Type out the complete listing below word for word, without its pictures.
====== EXTRACTED INFORMATION ======
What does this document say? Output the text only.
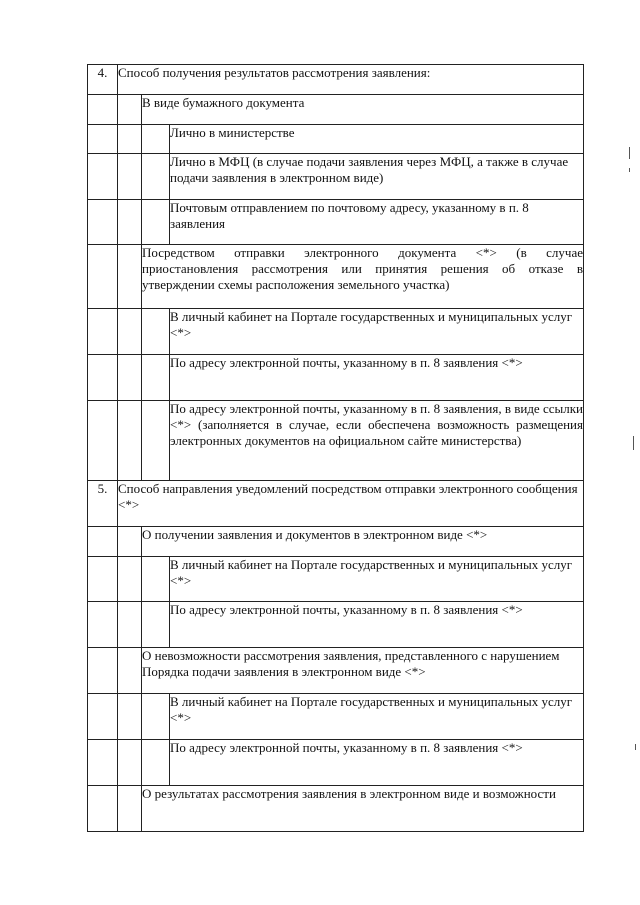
4.	Способ получения результатов рассмотрения заявления:		
		В виде бумажного документа	
			Лично в министерстве
			Лично в МФЦ (в случае подачи заявления через МФЦ, а также в случае подачи заявления в электронном виде)
			Почтовым отправлением по почтовому адресу, указанному в п. 8 заявления
		Посредством отправки электронного документа <*> (в случае приостановления рассмотрения или принятия решения об отказе в утверждении схемы расположения земельного участка)	
			В личный кабинет на Портале государственных и муниципальных услуг <*>
			По адресу электронной почты, указанному в п. 8 заявления <*>
			По адресу электронной почты, указанному в п. 8 заявления, в виде ссылки <*> (заполняется в случае, если обеспечена возможность размещения электронных документов на официальном сайте министерства)
5.	Способ направления уведомлений посредством отправки электронного сообщения <*>		
		О получении заявления и документов в электронном виде <*>	
			В личный кабинет на Портале государственных и муниципальных услуг <*>
			По адресу электронной почты, указанному в п. 8 заявления <*>
		О невозможности рассмотрения заявления, представленного с нарушением Порядка подачи заявления в электронном виде <*>	
			В личный кабинет на Портале государственных и муниципальных услуг <*>
			По адресу электронной почты, указанному в п. 8 заявления <*>
		О результатах рассмотрения заявления в электронном виде и возможности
======
* _THE RESULT_:
What does this document say? Output the text only.
4.	Способ получения результатов рассмотрения заявления:		
		В виде бумажного документа	
			Лично в министерстве
			Лично в МФЦ (в случае подачи заявления через МФЦ, а также в случае подачи заявления в электронном виде)
			Почтовым отправлением по почтовому адресу, указанному в п. 8 заявления
		Посредством отправки электронного документа <*> (в случае приостановления рассмотрения или принятия решения об отказе в утверждении схемы расположения земельного участка)	
			В личный кабинет на Портале государственных и муниципальных услуг <*>
			По адресу электронной почты, указанному в п. 8 заявления <*>
			По адресу электронной почты, указанному в п. 8 заявления, в виде ссылки <*> (заполняется в случае, если обеспечена возможность размещения электронных документов на официальном сайте министерства)
5.	Способ направления уведомлений посредством отправки электронного сообщения <*>		
		О получении заявления и документов в электронном виде <*>	
			В личный кабинет на Портале государственных и муниципальных услуг <*>
			По адресу электронной почты, указанному в п. 8 заявления <*>
		О невозможности рассмотрения заявления, представленного с нарушением Порядка подачи заявления в электронном виде <*>	
			В личный кабинет на Портале государственных и муниципальных услуг <*>
			По адресу электронной почты, указанному в п. 8 заявления <*>
		О результатах рассмотрения заявления в электронном виде и возможности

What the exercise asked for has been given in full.